[Start]

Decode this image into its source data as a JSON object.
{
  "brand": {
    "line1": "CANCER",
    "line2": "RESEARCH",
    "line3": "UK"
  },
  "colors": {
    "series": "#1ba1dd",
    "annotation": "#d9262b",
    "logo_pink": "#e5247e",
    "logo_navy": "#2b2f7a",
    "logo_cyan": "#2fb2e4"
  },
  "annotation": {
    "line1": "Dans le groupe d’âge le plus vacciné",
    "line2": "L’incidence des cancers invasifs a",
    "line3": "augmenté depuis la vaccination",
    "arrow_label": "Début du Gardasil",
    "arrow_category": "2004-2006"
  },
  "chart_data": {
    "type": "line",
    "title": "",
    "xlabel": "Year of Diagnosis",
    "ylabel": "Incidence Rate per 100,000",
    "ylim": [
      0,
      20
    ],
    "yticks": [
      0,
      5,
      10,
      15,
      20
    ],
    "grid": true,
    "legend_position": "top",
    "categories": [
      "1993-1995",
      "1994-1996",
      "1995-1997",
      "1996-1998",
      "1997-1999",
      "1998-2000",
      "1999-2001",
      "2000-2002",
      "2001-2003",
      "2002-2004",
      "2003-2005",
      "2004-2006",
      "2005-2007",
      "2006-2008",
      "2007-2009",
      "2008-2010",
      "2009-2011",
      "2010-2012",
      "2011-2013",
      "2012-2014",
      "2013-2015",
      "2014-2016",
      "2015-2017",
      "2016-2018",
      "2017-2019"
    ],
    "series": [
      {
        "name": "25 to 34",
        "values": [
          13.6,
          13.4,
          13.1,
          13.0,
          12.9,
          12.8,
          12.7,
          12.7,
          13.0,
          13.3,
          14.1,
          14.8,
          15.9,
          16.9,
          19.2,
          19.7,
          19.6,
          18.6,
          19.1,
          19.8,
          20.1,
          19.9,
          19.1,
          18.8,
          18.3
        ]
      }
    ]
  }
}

[End]

### TASK INSTRUCTIONS
Reproduce the material exactly, with every line intact.

### TASK RESPONSE
Decode this image into its source data as a JSON object.
{
  "brand": {
    "line1": "CANCER",
    "line2": "RESEARCH",
    "line3": "UK"
  },
  "colors": {
    "series": "#1ba1dd",
    "annotation": "#d9262b",
    "logo_pink": "#e5247e",
    "logo_navy": "#2b2f7a",
    "logo_cyan": "#2fb2e4"
  },
  "annotation": {
    "line1": "Dans le groupe d’âge le plus vacciné",
    "line2": "L’incidence des cancers invasifs a",
    "line3": "augmenté depuis la vaccination",
    "arrow_label": "Début du Gardasil",
    "arrow_category": "2004-2006"
  },
  "chart_data": {
    "type": "line",
    "title": "",
    "xlabel": "Year of Diagnosis",
    "ylabel": "Incidence Rate per 100,000",
    "ylim": [
      0,
      20
    ],
    "yticks": [
      0,
      5,
      10,
      15,
      20
    ],
    "grid": true,
    "legend_position": "top",
    "categories": [
      "1993-1995",
      "1994-1996",
      "1995-1997",
      "1996-1998",
      "1997-1999",
      "1998-2000",
      "1999-2001",
      "2000-2002",
      "2001-2003",
      "2002-2004",
      "2003-2005",
      "2004-2006",
      "2005-2007",
      "2006-2008",
      "2007-2009",
      "2008-2010",
      "2009-2011",
      "2010-2012",
      "2011-2013",
      "2012-2014",
      "2013-2015",
      "2014-2016",
      "2015-2017",
      "2016-2018",
      "2017-2019"
    ],
    "series": [
      {
        "name": "25 to 34",
        "values": [
          13.6,
          13.4,
          13.1,
          13.0,
          12.9,
          12.8,
          12.7,
          12.7,
          13.0,
          13.3,
          14.1,
          14.8,
          15.9,
          16.9,
          19.2,
          19.7,
          19.6,
          18.6,
          19.1,
          19.8,
          20.1,
          19.9,
          19.1,
          18.8,
          18.3
        ]
      }
    ]
  }
}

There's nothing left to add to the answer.